Well hello and happy Monday boys and girls. I for one am happy all the talk about turkey and giblets and blah blah blah is over, and I figure we’ve got at least another week before everyone begins with fruitcake and Santa jokes. Then again, I really love Christmas, so it’s entirely possible I’ll be writing of candy canes and eggnog by Friday.
For the youngins out there, I'm talking about the hair vacuum, not the urban dictionary definition of a flowbie.
While watching The Shining over the weekend, Jack Nicolson’s typewriter prompted a conversation about how we are probably the last generation that remembers having one in the house when we were kids. Also on our list were rotary phones and Flowbees. We may or may not have had a cocktail or two, thus impairing our ability to think up better items for the list, but whatever.
Anyway, I typically think of myself as being young. I’m health conscious, modern medicine can work wonders, and so barring any unforeseen events, like getting run over by a tractor or something, the probability that I’ll rock this world for another fifty years or more is high. By my calculations that puts me square in the young category, right? But then I read this little blurb about cursive writing. In the not too far off future, it will be a lost skill, which made me feel a little old.
++++++
**DIRECTIONS**
• 1. Reproduce the passage of the blog post starting with "While watching The" and going on through "list, but whatever.".
• 2. Decide whether each statement agrees with the blog post, answering yes or no and quoting the words of the post that settle it: (a) The conversation about the last generation came up while watching The Shining. (b) The writer dislikes Christmas. (c) Rotary phones were one of the items on the list.
• 3. According to the blog post, what skill will be lost in the not too far off future?

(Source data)
++++++
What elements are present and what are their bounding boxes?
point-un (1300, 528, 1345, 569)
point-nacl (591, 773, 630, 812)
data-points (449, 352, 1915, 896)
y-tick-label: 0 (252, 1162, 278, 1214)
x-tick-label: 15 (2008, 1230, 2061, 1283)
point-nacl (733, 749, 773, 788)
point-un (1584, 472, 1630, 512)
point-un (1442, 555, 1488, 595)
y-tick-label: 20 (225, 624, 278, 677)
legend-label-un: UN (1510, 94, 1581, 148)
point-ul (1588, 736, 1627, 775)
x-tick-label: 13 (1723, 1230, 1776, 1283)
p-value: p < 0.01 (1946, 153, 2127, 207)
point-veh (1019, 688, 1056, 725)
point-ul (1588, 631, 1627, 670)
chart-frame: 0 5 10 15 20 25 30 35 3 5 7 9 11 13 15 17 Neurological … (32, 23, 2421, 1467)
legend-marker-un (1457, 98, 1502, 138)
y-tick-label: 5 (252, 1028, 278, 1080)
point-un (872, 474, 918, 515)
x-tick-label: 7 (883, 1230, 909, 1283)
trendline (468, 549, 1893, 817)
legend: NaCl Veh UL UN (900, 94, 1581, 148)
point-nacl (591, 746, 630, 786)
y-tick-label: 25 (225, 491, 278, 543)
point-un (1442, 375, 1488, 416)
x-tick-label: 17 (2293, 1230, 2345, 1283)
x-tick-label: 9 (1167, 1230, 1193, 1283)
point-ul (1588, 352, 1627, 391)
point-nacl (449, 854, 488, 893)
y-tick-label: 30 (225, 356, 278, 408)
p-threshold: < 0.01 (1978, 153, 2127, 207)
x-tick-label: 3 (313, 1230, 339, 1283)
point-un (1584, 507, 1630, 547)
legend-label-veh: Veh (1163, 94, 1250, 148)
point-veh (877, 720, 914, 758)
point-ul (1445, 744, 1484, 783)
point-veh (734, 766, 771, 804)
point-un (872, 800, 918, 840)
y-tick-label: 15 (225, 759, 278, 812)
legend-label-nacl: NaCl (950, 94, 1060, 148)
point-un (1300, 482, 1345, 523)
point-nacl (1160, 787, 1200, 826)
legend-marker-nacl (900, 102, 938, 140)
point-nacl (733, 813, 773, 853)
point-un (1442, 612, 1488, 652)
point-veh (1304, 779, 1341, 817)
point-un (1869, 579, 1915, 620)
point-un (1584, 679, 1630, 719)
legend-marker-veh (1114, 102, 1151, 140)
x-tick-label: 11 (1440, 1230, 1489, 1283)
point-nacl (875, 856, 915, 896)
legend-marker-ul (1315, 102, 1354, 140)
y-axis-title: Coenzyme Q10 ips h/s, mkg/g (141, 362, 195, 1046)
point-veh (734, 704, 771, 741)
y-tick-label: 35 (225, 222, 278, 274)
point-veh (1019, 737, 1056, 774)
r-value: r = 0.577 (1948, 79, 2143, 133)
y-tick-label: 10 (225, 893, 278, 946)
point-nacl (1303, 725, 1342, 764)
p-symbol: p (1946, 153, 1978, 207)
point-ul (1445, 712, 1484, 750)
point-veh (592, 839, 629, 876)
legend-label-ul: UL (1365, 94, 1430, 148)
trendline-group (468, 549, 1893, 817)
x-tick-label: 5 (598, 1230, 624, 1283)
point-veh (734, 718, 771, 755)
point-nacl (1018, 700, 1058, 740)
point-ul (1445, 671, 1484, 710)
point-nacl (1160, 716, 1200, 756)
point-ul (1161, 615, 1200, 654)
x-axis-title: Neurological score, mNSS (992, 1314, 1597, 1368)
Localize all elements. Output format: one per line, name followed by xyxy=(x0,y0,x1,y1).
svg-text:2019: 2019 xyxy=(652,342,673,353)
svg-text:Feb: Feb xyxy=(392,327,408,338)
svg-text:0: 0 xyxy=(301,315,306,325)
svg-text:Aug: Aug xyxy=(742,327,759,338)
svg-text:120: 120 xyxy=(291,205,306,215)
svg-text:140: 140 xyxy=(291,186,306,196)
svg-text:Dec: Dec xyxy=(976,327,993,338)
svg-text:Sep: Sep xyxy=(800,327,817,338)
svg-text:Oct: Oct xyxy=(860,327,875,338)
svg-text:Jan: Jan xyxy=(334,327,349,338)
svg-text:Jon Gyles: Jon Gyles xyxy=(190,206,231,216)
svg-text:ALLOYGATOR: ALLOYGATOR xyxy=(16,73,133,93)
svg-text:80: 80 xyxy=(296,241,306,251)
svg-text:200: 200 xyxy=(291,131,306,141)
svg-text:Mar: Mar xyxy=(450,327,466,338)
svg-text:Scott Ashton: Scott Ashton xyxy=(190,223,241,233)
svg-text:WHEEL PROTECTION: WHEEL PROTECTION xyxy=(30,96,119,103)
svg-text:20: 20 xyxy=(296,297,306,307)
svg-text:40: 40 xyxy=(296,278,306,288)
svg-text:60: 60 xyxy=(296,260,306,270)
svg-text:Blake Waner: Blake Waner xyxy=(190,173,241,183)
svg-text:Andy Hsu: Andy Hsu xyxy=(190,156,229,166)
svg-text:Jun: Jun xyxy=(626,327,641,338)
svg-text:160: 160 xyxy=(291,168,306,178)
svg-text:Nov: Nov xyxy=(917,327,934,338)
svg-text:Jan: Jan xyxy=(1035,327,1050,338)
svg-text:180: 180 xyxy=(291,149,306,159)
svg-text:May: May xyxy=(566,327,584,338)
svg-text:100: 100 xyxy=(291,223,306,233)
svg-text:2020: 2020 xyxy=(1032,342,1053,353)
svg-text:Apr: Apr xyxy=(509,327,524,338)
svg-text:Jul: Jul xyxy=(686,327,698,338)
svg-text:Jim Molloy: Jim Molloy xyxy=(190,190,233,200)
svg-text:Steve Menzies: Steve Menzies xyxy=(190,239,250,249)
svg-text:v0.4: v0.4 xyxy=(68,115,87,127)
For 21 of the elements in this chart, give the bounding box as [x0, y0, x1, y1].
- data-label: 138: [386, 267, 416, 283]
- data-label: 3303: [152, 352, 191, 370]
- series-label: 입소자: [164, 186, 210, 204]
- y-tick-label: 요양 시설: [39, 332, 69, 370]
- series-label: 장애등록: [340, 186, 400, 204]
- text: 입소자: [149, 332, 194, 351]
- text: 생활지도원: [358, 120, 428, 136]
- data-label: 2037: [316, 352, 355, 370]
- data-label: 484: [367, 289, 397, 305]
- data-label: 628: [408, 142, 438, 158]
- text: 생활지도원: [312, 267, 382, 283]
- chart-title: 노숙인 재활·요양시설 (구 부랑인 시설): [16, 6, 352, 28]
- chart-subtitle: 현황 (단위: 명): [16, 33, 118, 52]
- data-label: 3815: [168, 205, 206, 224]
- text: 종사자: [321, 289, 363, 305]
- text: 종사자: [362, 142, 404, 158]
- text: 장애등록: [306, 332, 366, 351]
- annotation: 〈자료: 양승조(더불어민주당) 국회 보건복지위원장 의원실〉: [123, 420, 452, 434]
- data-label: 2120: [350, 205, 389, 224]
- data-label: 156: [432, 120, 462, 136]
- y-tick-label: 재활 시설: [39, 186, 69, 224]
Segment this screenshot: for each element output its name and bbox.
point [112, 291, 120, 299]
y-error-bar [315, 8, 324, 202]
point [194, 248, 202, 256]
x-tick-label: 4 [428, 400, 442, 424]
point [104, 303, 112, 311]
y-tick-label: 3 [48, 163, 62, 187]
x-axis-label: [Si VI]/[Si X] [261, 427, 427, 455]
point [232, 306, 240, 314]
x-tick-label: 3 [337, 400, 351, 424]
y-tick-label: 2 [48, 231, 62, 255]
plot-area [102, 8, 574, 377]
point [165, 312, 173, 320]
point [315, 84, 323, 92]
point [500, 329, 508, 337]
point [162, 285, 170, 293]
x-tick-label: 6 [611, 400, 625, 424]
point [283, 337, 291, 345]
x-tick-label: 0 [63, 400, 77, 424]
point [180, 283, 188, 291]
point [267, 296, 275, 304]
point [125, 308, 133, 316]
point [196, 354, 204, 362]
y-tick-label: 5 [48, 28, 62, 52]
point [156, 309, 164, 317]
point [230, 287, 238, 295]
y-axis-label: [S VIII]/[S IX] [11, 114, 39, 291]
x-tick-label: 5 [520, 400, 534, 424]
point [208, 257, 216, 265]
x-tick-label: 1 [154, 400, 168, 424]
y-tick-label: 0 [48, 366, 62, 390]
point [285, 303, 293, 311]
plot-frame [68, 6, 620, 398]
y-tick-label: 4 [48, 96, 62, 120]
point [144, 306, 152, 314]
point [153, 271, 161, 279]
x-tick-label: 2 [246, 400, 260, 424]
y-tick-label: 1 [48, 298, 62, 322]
++++++
**TASK RESPONSES**
• 1.
While watching The Shining over the weekend, Jack Nicolson’s typewriter prompted a conversation about how we are probably the last generation that remembers having one in the house when we were kids. Also on our list were rotary phones and Flowbees. We may or may not have had a cocktail or two, thus impairing our ability to think up better items for the list, but whatever.

• 2.
(a) Yes: "While watching The Shining over the weekend, Jack Nicolson’s typewriter prompted a conversation about how we are probably the last generation that remembers having one in the house when we were kids."
(b) No: "I really love Christmas"
(c) Yes: "Also on our list were rotary phones and Flowbees."

• 3. Cursive writing.